[Do this] Each record is to be printed again precisely as it reads.

►

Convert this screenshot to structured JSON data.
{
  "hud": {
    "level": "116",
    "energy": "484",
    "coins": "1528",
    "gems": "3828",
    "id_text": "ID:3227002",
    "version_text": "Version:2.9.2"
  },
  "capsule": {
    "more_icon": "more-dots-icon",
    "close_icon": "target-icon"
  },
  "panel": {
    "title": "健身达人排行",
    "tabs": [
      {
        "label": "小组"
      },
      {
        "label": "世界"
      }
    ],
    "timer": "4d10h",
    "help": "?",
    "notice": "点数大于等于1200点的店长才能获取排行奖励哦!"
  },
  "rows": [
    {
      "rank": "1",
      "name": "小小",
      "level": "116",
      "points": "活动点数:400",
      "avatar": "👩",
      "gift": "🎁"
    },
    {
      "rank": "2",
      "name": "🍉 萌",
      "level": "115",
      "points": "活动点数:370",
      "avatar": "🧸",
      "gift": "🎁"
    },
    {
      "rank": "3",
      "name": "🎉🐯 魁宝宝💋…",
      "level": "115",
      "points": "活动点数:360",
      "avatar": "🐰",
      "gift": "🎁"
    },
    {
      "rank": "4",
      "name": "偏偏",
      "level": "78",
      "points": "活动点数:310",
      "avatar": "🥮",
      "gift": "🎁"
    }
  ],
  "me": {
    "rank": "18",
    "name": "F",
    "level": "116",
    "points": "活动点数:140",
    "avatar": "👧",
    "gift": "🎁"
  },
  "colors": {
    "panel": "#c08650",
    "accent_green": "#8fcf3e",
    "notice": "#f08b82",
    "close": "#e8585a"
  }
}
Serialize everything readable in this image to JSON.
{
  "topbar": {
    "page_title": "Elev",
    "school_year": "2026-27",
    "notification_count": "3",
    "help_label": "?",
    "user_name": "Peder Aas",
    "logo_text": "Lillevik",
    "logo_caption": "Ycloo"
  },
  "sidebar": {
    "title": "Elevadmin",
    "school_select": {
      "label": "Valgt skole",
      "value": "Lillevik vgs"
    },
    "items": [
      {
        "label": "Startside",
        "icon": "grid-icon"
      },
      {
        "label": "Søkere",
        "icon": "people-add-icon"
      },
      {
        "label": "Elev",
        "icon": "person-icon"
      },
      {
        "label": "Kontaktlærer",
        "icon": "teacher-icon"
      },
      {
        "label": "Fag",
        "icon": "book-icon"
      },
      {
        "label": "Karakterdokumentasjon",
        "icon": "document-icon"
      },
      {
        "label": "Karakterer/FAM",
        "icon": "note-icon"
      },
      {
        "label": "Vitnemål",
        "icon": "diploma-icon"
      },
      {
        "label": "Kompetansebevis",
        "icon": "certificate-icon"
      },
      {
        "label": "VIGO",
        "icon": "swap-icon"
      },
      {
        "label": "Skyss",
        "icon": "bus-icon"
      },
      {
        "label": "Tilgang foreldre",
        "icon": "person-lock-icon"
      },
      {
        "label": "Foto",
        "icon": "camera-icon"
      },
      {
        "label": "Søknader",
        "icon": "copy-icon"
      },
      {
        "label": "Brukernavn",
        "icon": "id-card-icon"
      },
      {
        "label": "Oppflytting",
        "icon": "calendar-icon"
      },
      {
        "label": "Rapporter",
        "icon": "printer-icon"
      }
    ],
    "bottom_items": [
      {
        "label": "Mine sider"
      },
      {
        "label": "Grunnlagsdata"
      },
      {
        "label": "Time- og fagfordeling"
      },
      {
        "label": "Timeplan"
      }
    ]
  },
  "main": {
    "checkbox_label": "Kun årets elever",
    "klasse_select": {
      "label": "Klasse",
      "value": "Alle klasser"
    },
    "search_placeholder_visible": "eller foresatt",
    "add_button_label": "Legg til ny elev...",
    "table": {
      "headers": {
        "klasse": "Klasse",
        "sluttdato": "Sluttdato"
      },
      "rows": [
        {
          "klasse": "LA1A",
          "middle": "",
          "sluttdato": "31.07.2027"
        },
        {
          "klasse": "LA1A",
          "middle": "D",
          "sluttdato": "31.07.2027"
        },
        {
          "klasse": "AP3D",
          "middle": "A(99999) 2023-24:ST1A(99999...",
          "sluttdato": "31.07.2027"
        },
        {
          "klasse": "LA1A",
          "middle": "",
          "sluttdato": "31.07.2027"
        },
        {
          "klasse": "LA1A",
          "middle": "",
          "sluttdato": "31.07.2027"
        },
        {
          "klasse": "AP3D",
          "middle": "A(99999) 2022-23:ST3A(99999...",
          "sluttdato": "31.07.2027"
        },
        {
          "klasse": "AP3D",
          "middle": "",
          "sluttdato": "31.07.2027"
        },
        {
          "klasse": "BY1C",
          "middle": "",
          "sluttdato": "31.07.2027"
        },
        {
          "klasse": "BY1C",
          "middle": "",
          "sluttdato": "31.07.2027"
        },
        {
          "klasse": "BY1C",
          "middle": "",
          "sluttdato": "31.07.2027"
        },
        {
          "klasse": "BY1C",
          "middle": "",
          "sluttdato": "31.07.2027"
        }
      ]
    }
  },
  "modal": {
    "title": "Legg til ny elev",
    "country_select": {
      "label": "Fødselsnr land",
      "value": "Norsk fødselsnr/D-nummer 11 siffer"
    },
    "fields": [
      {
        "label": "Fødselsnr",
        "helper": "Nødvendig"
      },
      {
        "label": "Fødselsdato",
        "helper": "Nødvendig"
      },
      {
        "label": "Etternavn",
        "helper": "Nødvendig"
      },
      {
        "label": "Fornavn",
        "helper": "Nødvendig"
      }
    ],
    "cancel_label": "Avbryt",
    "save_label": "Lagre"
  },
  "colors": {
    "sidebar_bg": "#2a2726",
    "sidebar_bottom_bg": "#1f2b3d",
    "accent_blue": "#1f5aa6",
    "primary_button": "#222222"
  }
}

◄

[Full output]
Convert this screenshot to structured JSON data.
{
  "hud": {
    "level": "116",
    "energy": "484",
    "coins": "1528",
    "gems": "3828",
    "id_text": "ID:3227002",
    "version_text": "Version:2.9.2"
  },
  "capsule": {
    "more_icon": "more-dots-icon",
    "close_icon": "target-icon"
  },
  "panel": {
    "title": "健身达人排行",
    "tabs": [
      {
        "label": "小组"
      },
      {
        "label": "世界"
      }
    ],
    "timer": "4d10h",
    "help": "?",
    "notice": "点数大于等于1200点的店长才能获取排行奖励哦!"
  },
  "rows": [
    {
      "rank": "1",
      "name": "小小",
      "level": "116",
      "points": "活动点数:400",
      "avatar": "👩",
      "gift": "🎁"
    },
    {
      "rank": "2",
      "name": "🍉 萌",
      "level": "115",
      "points": "活动点数:370",
      "avatar": "🧸",
      "gift": "🎁"
    },
    {
      "rank": "3",
      "name": "🎉🐯 魁宝宝💋…",
      "level": "115",
      "points": "活动点数:360",
      "avatar": "🐰",
      "gift": "🎁"
    },
    {
      "rank": "4",
      "name": "偏偏",
      "level": "78",
      "points": "活动点数:310",
      "avatar": "🥮",
      "gift": "🎁"
    }
  ],
  "me": {
    "rank": "18",
    "name": "F",
    "level": "116",
    "points": "活动点数:140",
    "avatar": "👧",
    "gift": "🎁"
  },
  "colors": {
    "panel": "#c08650",
    "accent_green": "#8fcf3e",
    "notice": "#f08b82",
    "close": "#e8585a"
  }
}
Serialize everything readable in this image to JSON.
{
  "topbar": {
    "page_title": "Elev",
    "school_year": "2026-27",
    "notification_count": "3",
    "help_label": "?",
    "user_name": "Peder Aas",
    "logo_text": "Lillevik",
    "logo_caption": "Ycloo"
  },
  "sidebar": {
    "title": "Elevadmin",
    "school_select": {
      "label": "Valgt skole",
      "value": "Lillevik vgs"
    },
    "items": [
      {
        "label": "Startside",
        "icon": "grid-icon"
      },
      {
        "label": "Søkere",
        "icon": "people-add-icon"
      },
      {
        "label": "Elev",
        "icon": "person-icon"
      },
      {
        "label": "Kontaktlærer",
        "icon": "teacher-icon"
      },
      {
        "label": "Fag",
        "icon": "book-icon"
      },
      {
        "label": "Karakterdokumentasjon",
        "icon": "document-icon"
      },
      {
        "label": "Karakterer/FAM",
        "icon": "note-icon"
      },
      {
        "label": "Vitnemål",
        "icon": "diploma-icon"
      },
      {
        "label": "Kompetansebevis",
        "icon": "certificate-icon"
      },
      {
        "label": "VIGO",
        "icon": "swap-icon"
      },
      {
        "label": "Skyss",
        "icon": "bus-icon"
      },
      {
        "label": "Tilgang foreldre",
        "icon": "person-lock-icon"
      },
      {
        "label": "Foto",
        "icon": "camera-icon"
      },
      {
        "label": "Søknader",
        "icon": "copy-icon"
      },
      {
        "label": "Brukernavn",
        "icon": "id-card-icon"
      },
      {
        "label": "Oppflytting",
        "icon": "calendar-icon"
      },
      {
        "label": "Rapporter",
        "icon": "printer-icon"
      }
    ],
    "bottom_items": [
      {
        "label": "Mine sider"
      },
      {
        "label": "Grunnlagsdata"
      },
      {
        "label": "Time- og fagfordeling"
      },
      {
        "label": "Timeplan"
      }
    ]
  },
  "main": {
    "checkbox_label": "Kun årets elever",
    "klasse_select": {
      "label": "Klasse",
      "value": "Alle klasser"
    },
    "search_placeholder_visible": "eller foresatt",
    "add_button_label": "Legg til ny elev...",
    "table": {
      "headers": {
        "klasse": "Klasse",
        "sluttdato": "Sluttdato"
      },
      "rows": [
        {
          "klasse": "LA1A",
          "middle": "",
          "sluttdato": "31.07.2027"
        },
        {
          "klasse": "LA1A",
          "middle": "D",
          "sluttdato": "31.07.2027"
        },
        {
          "klasse": "AP3D",
          "middle": "A(99999) 2023-24:ST1A(99999...",
          "sluttdato": "31.07.2027"
        },
        {
          "klasse": "LA1A",
          "middle": "",
          "sluttdato": "31.07.2027"
        },
        {
          "klasse": "LA1A",
          "middle": "",
          "sluttdato": "31.07.2027"
        },
        {
          "klasse": "AP3D",
          "middle": "A(99999) 2022-23:ST3A(99999...",
          "sluttdato": "31.07.2027"
        },
        {
          "klasse": "AP3D",
          "middle": "",
          "sluttdato": "31.07.2027"
        },
        {
          "klasse": "BY1C",
          "middle": "",
          "sluttdato": "31.07.2027"
        },
        {
          "klasse": "BY1C",
          "middle": "",
          "sluttdato": "31.07.2027"
        },
        {
          "klasse": "BY1C",
          "middle": "",
          "sluttdato": "31.07.2027"
        },
        {
          "klasse": "BY1C",
          "middle": "",
          "sluttdato": "31.07.2027"
        }
      ]
    }
  },
  "modal": {
    "title": "Legg til ny elev",
    "country_select": {
      "label": "Fødselsnr land",
      "value": "Norsk fødselsnr/D-nummer 11 siffer"
    },
    "fields": [
      {
        "label": "Fødselsnr",
        "helper": "Nødvendig"
      },
      {
        "label": "Fødselsdato",
        "helper": "Nødvendig"
      },
      {
        "label": "Etternavn",
        "helper": "Nødvendig"
      },
      {
        "label": "Fornavn",
        "helper": "Nødvendig"
      }
    ],
    "cancel_label": "Avbryt",
    "save_label": "Lagre"
  },
  "colors": {
    "sidebar_bg": "#2a2726",
    "sidebar_bottom_bg": "#1f2b3d",
    "accent_blue": "#1f5aa6",
    "primary_button": "#222222"
  }
}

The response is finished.